Passage provided:
The reader who chooses to take the trouble may work out the frequency of all possible occurrences in this way, and if the object were simply to illustrate the principle in accordance with which they occur, this might be the best way of proceeding. But as he may soon be able to observe, and as the mathematician would at once be able to prove, the new ‘law of facility of error’ can be got at more quickly deductively, viz.

by taking the successive terms of the expansion of (1 + 1)²⁰. They are given, below the line, in the figure on [p. 476].

§ 13. There are two apparent obstacles to any direct comparison between the distribution of the old set of simple observations, and the new set of combined or reduced ones. In the first place, the number of the latter is much greater. This, however, is readily met by reducing them both to the same scale, that is by making the same total number of each. In the second place, half of the new positions have no representatives amongst the old, viz.

those which occur midway between F and E, E and D, and so on. This can be met by the usual plan of interpolation, viz.

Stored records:

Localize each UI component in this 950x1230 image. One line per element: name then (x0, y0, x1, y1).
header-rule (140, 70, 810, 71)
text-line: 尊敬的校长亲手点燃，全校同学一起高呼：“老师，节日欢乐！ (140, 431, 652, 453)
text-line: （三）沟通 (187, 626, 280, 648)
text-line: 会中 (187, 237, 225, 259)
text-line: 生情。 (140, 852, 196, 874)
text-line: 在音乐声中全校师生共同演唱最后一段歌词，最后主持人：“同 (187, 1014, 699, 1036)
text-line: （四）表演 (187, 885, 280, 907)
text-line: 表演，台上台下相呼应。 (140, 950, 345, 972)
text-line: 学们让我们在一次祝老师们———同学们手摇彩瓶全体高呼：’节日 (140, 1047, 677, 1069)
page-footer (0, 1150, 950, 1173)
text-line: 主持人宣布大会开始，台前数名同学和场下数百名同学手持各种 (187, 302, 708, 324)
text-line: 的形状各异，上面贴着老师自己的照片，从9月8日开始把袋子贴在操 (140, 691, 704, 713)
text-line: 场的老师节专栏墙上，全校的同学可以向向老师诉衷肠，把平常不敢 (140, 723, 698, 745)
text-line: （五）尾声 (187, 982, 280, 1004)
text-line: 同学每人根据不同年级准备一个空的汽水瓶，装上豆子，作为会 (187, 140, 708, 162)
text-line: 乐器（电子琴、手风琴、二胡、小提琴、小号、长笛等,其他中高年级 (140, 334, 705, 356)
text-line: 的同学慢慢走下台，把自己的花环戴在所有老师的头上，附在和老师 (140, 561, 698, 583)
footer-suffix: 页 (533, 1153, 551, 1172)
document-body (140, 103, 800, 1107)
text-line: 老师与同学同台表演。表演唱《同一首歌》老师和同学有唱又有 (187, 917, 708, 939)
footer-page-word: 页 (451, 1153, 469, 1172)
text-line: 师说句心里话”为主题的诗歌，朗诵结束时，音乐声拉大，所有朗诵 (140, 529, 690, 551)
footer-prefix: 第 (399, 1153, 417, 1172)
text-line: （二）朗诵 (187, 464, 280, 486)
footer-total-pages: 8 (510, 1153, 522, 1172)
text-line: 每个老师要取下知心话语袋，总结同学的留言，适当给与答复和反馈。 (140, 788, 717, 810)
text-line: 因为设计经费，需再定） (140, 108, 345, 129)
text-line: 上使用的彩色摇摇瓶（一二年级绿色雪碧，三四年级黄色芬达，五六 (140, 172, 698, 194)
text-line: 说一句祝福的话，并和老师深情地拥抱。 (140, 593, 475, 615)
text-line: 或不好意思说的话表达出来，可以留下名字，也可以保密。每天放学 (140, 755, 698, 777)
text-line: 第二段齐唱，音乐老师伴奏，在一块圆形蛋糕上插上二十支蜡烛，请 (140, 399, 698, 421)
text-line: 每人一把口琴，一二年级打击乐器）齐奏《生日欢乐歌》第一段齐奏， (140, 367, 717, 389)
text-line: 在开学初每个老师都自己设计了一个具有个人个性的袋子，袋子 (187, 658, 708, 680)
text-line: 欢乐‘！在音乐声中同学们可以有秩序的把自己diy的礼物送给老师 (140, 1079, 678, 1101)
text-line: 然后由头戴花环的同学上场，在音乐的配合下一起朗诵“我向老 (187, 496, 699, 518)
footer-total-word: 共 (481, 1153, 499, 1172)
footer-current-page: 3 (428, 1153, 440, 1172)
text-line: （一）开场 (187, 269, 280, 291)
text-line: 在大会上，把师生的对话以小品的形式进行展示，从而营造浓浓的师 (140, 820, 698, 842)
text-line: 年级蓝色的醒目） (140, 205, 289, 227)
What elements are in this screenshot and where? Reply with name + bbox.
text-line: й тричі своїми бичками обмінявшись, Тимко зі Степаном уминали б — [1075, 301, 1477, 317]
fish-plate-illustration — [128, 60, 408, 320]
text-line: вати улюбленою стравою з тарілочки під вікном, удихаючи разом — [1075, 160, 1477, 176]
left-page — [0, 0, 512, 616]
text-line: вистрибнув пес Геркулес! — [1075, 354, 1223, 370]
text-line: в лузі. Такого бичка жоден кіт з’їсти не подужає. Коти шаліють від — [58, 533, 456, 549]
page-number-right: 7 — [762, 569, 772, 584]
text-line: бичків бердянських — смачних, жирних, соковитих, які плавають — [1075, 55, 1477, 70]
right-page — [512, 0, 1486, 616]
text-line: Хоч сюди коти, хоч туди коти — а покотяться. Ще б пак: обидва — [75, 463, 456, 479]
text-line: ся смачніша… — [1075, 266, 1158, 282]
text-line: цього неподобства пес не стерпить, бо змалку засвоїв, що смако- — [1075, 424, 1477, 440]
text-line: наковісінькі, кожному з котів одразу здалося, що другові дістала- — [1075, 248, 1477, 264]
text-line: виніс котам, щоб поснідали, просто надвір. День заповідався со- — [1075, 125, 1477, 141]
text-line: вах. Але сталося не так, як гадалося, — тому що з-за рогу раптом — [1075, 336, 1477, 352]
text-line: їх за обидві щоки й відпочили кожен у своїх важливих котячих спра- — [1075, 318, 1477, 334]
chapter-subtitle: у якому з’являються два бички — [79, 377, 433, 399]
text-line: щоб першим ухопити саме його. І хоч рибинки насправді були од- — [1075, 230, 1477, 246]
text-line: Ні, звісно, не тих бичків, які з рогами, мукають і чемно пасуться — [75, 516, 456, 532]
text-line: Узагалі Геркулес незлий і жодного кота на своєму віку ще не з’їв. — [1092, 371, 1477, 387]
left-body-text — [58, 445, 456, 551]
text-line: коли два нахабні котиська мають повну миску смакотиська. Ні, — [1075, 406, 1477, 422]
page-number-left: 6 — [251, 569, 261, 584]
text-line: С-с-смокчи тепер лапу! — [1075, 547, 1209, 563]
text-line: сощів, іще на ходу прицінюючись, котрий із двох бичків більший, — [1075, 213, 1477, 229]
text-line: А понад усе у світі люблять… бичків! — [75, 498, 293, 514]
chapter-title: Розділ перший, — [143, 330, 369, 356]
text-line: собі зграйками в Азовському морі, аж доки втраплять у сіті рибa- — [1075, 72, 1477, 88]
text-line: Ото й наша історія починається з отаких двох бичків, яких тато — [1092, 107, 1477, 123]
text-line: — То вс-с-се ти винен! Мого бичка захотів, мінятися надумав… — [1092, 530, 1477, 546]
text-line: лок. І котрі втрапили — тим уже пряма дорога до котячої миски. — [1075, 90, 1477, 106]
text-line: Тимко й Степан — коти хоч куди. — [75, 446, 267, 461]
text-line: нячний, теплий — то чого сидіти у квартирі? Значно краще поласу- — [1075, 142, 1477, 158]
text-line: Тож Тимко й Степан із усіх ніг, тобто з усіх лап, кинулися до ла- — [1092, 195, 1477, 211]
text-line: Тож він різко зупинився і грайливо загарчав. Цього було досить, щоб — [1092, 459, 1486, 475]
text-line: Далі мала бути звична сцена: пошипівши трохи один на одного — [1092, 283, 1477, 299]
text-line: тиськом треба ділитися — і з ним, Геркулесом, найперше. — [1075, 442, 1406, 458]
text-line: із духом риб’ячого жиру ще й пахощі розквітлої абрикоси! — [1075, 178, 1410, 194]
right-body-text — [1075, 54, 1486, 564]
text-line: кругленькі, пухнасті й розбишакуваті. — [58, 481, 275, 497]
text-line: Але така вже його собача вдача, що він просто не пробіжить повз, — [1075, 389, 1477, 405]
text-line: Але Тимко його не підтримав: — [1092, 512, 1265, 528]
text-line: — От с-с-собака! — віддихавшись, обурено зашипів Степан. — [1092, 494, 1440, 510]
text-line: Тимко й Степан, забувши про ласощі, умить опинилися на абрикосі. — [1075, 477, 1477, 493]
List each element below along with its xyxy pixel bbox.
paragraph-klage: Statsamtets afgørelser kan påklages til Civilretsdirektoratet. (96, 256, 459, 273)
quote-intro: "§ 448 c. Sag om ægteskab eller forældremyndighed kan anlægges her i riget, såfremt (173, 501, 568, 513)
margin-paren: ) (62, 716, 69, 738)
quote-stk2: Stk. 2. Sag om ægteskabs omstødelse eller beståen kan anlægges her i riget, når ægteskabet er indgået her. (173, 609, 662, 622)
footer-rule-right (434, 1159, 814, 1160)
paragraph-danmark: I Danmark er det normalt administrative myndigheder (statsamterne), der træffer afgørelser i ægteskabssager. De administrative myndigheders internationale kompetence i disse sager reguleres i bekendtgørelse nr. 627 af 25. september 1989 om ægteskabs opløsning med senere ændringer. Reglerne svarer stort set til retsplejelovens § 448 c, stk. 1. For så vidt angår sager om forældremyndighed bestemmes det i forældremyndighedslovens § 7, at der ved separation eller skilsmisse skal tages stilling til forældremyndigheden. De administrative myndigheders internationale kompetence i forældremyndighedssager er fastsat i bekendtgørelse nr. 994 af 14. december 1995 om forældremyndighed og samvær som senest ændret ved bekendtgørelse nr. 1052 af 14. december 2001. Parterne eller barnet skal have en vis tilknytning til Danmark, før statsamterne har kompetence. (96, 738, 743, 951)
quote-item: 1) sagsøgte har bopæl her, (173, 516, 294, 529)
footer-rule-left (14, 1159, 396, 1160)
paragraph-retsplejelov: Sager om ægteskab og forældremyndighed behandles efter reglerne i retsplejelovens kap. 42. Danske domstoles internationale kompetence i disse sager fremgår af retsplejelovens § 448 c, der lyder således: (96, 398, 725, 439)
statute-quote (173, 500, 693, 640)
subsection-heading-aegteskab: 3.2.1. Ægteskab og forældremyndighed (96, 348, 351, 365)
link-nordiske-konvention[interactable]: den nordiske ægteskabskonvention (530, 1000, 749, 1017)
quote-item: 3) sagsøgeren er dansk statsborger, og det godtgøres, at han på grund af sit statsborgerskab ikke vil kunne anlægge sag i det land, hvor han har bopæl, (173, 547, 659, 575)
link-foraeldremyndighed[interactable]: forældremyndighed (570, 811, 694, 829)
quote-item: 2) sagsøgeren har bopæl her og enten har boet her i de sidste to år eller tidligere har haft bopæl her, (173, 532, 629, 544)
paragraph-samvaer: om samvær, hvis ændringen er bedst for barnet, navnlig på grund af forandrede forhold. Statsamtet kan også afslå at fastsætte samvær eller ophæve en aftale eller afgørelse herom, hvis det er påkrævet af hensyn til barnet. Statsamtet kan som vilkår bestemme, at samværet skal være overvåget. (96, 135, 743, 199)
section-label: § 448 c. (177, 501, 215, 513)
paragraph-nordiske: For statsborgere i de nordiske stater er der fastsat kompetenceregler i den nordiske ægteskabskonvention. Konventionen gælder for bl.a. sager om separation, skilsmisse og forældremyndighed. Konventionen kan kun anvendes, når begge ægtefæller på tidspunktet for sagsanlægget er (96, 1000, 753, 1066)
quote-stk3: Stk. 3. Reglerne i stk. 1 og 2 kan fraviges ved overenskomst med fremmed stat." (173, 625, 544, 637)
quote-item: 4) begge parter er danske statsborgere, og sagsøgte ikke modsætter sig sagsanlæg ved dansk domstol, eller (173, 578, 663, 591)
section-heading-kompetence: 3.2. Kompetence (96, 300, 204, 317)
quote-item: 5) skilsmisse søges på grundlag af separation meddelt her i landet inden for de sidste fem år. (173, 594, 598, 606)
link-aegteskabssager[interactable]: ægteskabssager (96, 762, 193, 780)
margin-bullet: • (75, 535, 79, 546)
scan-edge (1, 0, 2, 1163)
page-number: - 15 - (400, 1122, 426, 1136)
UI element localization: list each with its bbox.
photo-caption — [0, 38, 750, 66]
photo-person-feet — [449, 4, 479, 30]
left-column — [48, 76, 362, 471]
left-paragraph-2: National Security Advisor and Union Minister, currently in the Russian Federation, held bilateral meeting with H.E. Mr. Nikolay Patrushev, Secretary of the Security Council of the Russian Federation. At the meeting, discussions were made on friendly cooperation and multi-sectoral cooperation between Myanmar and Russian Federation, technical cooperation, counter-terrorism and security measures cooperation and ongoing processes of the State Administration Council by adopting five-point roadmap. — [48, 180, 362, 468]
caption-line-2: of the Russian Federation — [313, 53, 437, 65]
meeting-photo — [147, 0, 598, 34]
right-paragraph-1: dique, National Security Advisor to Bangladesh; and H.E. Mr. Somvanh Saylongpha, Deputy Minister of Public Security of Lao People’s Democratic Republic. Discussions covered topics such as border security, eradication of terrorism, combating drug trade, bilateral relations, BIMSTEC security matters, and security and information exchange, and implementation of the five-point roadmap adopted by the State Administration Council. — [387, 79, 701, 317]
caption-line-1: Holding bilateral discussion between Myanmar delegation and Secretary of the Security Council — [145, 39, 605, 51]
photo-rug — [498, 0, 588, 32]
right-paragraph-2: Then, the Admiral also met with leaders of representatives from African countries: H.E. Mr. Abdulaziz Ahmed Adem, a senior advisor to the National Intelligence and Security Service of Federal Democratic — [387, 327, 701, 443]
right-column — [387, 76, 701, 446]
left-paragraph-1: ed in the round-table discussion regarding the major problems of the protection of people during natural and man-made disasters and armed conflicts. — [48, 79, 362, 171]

Work instructions:
Carry on the passage about the law of facility of error, starting right after its last sentence.

Reply to the task:
by filling in such gaps by estimating what would have been the number at the missing points, on the same scale, had they been occupied. Draw a curve through the vertices of the ordinates at A, B, C, &c., and the lengths of the ordinates at the intermediate points will very fairly represent the corresponding frequency of the errors of those magnitudes respectively. When the gaps are thus filled up, and the numbers thus reduced to the same scale, we have a perfectly fair basis of comparison. (See figure on next page.)

Similarly we might proceed to group or ‘reduce’ three observations, or any greater number. The number of possible groupings naturally becomes very much larger, being (1024)³ when they are taken three together. As soon as we get to three or more observations, we have (as already pointed out) a variety of possible modes of treatment or reduction, of which that of taking the arithmetical mean is but one.

§ 14. The following figure is intended to illustrate the nature of the advantage secured by thus taking the arithmetical mean of several observations.

The curve ABCD represents the arrangement of a given number of ‘errors’ supposed to be disposed according to the binomial law already mentioned, when the angles have been smoothed off by drawing a curve through them. A′CD′ represents the similar arrangement of the same number when given not as simple errors, but as averages of pairs of errors. A″BD″, again, represents the similar arrangement obtained as averages of errors taken three together. They are drawn as carefully to scale as the small size of the figure permits.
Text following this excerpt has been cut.